> EXERCISE DESCRIPTION: Copy down every line where the string "新开播第一周必须" shows up.
^^^^^^^^
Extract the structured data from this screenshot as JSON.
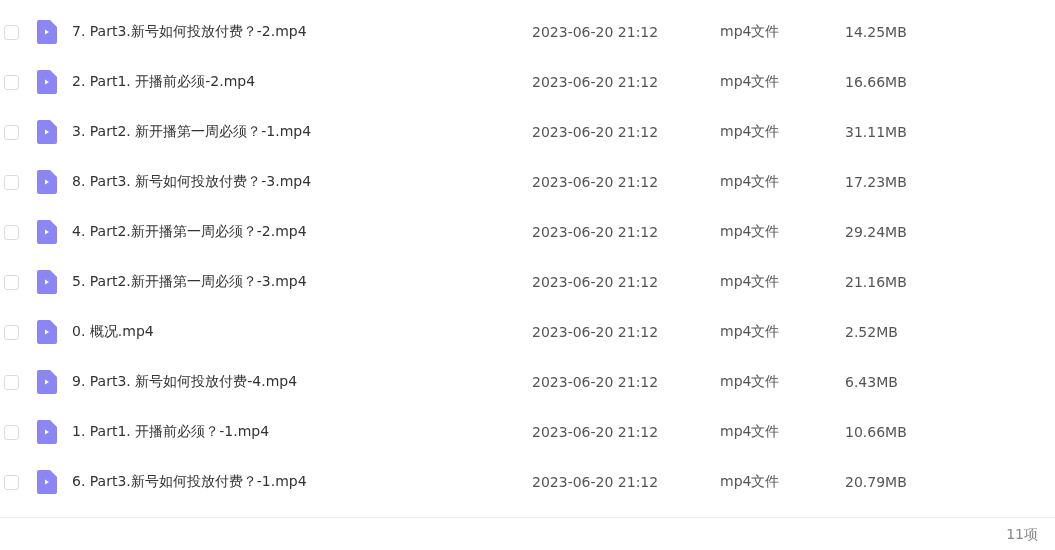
{
  "files": [
    {
      "name": "7. Part3.新号如何投放付费？-2.mp4",
      "modified": "2023-06-20 21:12",
      "type": "mp4文件",
      "size": "14.25MB",
      "checked": false
    },
    {
      "name": "2. Part1. 开播前必须-2.mp4",
      "modified": "2023-06-20 21:12",
      "type": "mp4文件",
      "size": "16.66MB",
      "checked": false
    },
    {
      "name": "3. Part2. 新开播第一周必须？-1.mp4",
      "modified": "2023-06-20 21:12",
      "type": "mp4文件",
      "size": "31.11MB",
      "checked": false
    },
    {
      "name": "8. Part3. 新号如何投放付费？-3.mp4",
      "modified": "2023-06-20 21:12",
      "type": "mp4文件",
      "size": "17.23MB",
      "checked": false
    },
    {
      "name": "4. Part2.新开播第一周必须？-2.mp4",
      "modified": "2023-06-20 21:12",
      "type": "mp4文件",
      "size": "29.24MB",
      "checked": false
    },
    {
      "name": "5. Part2.新开播第一周必须？-3.mp4",
      "modified": "2023-06-20 21:12",
      "type": "mp4文件",
      "size": "21.16MB",
      "checked": false
    },
    {
      "name": "0. 概况.mp4",
      "modified": "2023-06-20 21:12",
      "type": "mp4文件",
      "size": "2.52MB",
      "checked": false
    },
    {
      "name": "9. Part3. 新号如何投放付费-4.mp4",
      "modified": "2023-06-20 21:12",
      "type": "mp4文件",
      "size": "6.43MB",
      "checked": false
    },
    {
      "name": "1. Part1. 开播前必须？-1.mp4",
      "modified": "2023-06-20 21:12",
      "type": "mp4文件",
      "size": "10.66MB",
      "checked": false
    },
    {
      "name": "6. Part3.新号如何投放付费？-1.mp4",
      "modified": "2023-06-20 21:12",
      "type": "mp4文件",
      "size": "20.79MB",
      "checked": false
    }
  ],
  "footer": {
    "count": "11项"
  }
}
^^^^^^^^
> COMPLETE OUTPUT:
      "name": "3. Part2. 新开播第一周必须？-1.mp4",
      "name": "4. Part2.新开播第一周必须？-2.mp4",
      "name": "5. Part2.新开播第一周必须？-3.mp4",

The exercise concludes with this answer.